§ WHAT IS REQUIRED: All lines holding the string "this" are to be shown.

======== DATA ROWS ========

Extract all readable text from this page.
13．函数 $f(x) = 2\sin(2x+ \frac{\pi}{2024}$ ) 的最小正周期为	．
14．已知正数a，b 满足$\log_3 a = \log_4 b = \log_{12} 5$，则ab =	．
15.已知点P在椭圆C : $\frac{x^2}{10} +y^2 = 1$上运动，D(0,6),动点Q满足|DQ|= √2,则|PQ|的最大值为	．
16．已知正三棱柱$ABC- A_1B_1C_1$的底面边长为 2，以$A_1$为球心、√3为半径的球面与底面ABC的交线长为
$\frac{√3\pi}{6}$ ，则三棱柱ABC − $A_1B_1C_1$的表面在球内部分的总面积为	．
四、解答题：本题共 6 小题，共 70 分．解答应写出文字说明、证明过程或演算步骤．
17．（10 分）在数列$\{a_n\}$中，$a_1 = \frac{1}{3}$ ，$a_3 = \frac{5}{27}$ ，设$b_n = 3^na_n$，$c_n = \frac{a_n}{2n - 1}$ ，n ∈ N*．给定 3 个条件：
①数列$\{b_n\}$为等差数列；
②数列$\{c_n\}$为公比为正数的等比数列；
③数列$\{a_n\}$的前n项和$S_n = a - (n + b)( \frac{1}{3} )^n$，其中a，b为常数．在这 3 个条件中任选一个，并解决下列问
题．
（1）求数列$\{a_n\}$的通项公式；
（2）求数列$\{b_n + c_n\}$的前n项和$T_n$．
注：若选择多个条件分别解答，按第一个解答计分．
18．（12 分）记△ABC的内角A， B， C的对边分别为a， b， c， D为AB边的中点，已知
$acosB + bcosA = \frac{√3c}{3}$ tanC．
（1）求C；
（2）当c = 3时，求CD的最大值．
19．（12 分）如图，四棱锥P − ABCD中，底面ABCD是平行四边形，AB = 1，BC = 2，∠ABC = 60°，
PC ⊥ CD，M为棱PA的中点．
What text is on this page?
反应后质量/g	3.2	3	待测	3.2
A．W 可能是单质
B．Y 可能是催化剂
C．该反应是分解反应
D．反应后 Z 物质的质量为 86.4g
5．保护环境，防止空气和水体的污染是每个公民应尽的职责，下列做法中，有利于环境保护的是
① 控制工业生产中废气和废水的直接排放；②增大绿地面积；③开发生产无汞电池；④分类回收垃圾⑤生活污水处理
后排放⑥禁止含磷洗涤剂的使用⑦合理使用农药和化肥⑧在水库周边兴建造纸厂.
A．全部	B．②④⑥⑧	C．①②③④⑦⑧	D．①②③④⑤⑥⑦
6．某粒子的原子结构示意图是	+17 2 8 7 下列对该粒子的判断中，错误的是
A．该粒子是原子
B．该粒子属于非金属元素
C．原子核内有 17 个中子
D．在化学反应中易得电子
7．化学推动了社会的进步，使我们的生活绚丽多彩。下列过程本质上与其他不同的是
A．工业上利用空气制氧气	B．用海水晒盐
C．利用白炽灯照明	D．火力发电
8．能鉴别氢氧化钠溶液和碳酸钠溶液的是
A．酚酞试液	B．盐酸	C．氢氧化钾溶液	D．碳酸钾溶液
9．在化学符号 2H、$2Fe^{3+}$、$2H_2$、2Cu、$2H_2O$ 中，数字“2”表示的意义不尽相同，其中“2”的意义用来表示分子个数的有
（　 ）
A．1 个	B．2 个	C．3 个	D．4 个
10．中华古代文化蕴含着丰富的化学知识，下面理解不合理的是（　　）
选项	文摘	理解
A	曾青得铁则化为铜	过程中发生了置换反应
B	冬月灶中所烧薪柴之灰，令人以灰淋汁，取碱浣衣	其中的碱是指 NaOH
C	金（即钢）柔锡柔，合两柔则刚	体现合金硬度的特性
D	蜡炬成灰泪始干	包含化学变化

========

§ WRITTEN SOLUTION:
Extract all readable text from this page.
What text is on this page?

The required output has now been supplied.